What to work on - Select every line holding the word "Assitance" and copy it.

------------------------------

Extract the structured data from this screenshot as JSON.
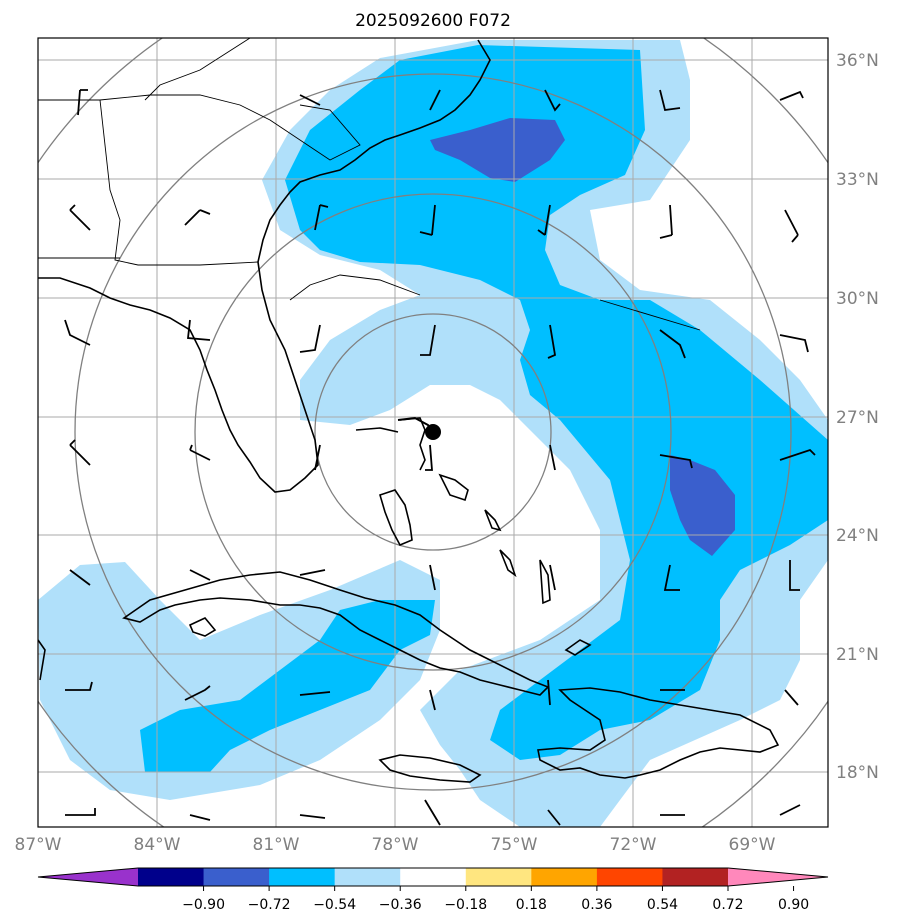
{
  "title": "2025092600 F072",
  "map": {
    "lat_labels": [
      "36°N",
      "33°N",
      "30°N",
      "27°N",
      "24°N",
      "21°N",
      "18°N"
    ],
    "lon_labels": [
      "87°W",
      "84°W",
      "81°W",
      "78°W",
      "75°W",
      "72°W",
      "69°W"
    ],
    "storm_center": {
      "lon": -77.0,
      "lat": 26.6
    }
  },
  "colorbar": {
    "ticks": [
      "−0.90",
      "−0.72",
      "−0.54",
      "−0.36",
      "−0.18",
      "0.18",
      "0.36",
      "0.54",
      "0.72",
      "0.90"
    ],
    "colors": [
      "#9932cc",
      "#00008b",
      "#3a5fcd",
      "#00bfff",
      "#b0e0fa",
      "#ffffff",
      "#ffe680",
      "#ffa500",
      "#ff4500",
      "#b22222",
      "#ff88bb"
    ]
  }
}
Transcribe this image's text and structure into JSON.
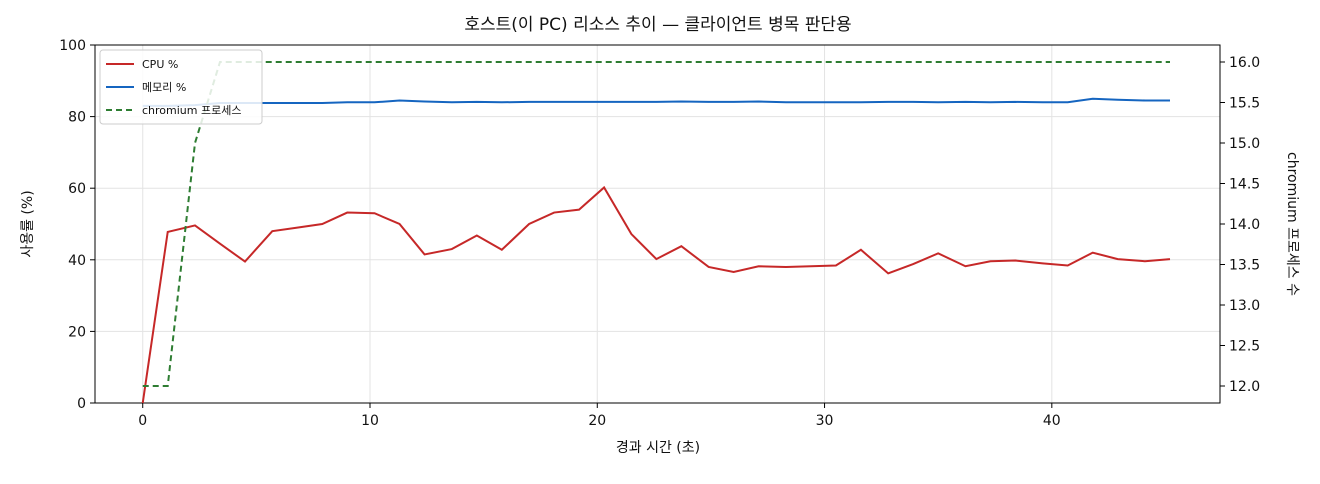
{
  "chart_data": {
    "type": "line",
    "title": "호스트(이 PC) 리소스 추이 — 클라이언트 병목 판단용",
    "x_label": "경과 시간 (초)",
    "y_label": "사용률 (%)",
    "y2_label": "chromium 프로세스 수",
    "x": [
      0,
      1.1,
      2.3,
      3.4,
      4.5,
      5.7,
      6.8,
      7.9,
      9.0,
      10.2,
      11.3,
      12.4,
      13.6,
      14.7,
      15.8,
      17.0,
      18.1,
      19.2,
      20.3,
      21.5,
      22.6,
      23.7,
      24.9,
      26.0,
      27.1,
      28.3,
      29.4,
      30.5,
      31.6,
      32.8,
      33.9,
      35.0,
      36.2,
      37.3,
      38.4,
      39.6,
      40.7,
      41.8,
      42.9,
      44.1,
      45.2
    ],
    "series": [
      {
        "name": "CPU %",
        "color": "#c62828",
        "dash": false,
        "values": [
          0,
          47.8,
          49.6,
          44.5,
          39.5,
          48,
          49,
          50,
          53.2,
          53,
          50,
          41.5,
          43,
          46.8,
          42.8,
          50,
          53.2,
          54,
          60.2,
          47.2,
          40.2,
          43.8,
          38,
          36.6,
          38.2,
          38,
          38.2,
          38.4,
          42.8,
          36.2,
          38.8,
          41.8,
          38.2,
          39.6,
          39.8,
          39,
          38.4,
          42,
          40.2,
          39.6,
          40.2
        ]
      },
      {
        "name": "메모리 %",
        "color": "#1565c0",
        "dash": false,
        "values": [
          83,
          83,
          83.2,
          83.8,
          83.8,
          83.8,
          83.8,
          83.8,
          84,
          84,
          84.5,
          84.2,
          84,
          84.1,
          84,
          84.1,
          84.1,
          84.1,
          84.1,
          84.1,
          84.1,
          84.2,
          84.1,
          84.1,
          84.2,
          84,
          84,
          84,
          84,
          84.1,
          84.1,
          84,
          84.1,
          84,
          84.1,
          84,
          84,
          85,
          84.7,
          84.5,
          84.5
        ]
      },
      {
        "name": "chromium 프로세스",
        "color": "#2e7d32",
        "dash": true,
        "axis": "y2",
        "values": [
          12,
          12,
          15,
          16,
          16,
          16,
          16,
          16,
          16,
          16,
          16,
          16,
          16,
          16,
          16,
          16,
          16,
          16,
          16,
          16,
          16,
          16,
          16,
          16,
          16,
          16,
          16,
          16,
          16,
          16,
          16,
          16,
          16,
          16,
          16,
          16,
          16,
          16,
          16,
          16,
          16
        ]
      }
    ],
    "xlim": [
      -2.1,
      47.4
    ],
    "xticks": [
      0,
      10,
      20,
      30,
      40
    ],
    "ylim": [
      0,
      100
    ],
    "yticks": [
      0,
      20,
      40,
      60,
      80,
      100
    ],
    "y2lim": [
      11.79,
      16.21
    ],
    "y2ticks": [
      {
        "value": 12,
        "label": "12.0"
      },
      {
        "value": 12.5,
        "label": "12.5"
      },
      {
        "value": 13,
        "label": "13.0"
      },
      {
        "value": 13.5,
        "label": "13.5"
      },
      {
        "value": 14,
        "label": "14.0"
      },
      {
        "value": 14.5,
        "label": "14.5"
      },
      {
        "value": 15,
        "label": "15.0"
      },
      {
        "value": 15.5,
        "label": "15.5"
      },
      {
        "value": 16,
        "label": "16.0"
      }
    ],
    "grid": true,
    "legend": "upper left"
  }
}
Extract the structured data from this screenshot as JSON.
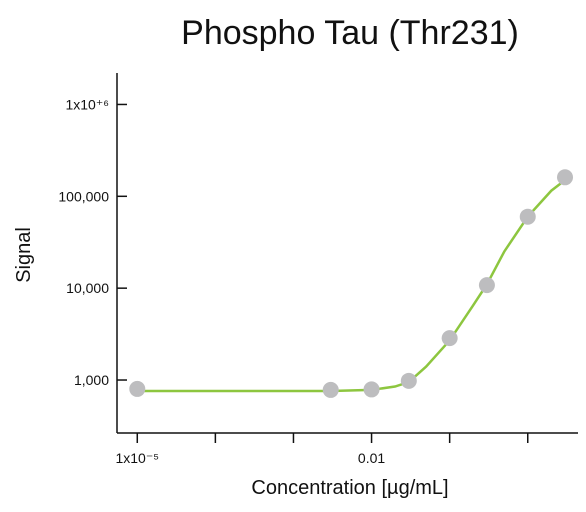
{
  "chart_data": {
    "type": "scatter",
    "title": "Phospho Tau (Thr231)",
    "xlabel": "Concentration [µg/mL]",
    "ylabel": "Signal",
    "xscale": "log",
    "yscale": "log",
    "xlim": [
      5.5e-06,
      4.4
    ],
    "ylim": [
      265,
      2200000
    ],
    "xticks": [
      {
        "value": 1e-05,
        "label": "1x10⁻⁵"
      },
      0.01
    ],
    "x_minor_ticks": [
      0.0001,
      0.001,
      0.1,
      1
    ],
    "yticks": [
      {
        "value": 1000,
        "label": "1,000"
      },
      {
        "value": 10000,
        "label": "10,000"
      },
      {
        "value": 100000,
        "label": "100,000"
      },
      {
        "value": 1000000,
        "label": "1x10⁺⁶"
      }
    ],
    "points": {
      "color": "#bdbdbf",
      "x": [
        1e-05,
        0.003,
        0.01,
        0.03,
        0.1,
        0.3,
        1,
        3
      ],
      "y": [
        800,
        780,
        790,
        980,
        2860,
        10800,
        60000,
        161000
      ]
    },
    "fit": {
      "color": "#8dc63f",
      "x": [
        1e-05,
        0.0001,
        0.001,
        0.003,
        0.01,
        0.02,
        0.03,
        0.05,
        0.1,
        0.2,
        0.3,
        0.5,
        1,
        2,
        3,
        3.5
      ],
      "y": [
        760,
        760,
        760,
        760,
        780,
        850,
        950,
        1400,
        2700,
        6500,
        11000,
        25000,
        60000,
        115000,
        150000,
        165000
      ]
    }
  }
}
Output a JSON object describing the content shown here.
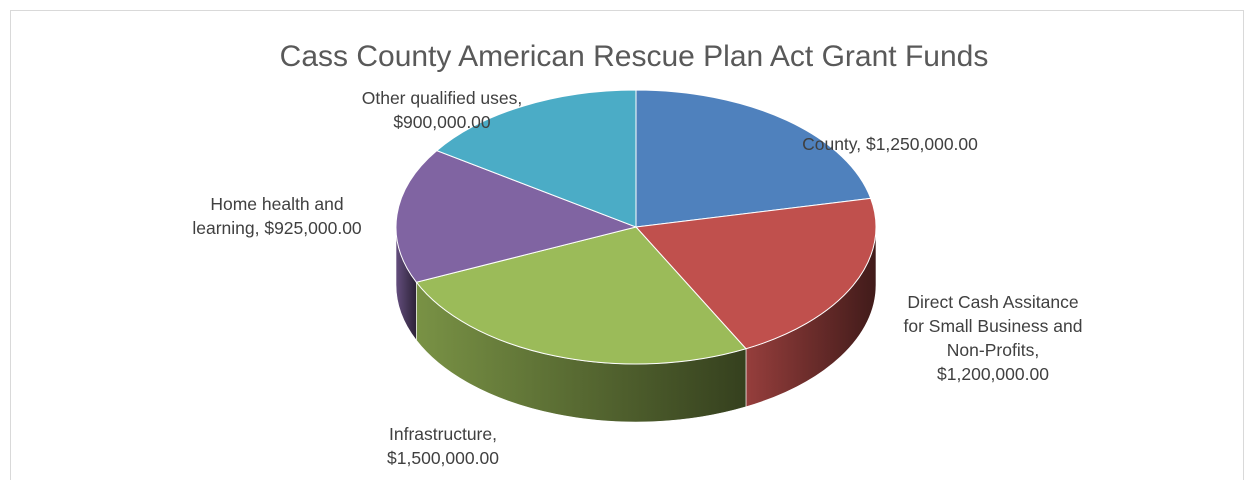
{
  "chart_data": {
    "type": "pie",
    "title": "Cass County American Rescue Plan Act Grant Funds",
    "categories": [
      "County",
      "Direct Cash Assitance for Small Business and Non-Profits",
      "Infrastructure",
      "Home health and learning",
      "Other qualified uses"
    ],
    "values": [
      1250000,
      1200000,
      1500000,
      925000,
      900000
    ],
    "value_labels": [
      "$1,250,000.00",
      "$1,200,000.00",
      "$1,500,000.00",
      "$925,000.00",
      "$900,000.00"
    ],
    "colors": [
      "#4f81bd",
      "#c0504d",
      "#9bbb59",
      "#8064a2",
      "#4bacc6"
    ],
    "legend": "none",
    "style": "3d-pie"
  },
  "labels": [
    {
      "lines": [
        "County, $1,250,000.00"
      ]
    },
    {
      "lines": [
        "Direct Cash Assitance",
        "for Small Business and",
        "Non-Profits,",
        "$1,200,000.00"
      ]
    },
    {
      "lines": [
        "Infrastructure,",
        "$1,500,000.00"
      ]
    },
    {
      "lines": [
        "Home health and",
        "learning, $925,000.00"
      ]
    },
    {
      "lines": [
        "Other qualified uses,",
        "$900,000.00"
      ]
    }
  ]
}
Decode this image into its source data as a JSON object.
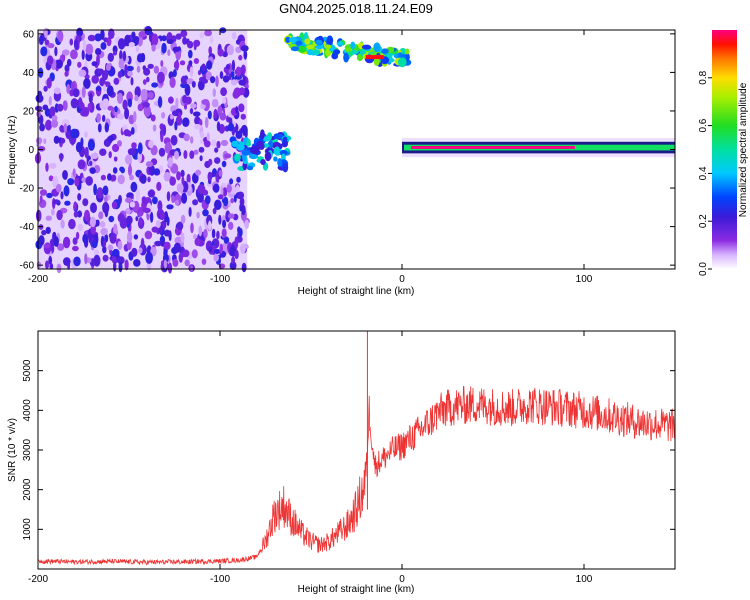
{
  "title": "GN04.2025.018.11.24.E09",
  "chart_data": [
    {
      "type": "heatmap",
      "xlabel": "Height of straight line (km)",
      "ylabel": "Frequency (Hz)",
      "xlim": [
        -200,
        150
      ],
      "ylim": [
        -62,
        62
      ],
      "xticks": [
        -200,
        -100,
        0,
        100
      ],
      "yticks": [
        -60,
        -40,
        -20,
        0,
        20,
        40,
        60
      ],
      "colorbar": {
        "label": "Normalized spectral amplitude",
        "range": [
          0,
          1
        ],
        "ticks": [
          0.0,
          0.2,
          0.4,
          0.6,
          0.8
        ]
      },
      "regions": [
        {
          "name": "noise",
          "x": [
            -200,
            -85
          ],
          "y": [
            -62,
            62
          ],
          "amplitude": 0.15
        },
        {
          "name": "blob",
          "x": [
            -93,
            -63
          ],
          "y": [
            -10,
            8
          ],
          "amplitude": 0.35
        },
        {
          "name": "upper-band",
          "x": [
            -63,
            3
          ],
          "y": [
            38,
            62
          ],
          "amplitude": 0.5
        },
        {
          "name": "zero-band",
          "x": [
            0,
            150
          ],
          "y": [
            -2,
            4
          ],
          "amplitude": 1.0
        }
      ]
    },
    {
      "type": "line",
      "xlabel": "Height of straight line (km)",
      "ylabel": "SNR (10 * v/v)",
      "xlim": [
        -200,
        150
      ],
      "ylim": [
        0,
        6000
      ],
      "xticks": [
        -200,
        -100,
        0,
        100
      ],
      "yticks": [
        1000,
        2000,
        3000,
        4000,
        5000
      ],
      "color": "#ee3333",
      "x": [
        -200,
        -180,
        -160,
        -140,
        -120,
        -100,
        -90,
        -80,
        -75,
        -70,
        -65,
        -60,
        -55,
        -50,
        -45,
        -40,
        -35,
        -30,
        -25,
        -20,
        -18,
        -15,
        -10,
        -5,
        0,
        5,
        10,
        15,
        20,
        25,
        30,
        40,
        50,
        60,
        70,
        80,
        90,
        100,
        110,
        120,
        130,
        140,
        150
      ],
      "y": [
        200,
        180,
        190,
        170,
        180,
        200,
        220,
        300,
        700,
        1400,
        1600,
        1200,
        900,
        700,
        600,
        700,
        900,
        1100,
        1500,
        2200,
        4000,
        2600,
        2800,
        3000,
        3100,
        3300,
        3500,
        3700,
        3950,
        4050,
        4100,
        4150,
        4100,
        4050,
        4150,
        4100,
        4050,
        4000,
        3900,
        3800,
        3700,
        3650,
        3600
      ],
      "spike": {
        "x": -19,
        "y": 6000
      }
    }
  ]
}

------------------------------

Correct output -
      "Direct Cash Assitance for Small Business and Non-Profits",
        "Direct Cash Assitance",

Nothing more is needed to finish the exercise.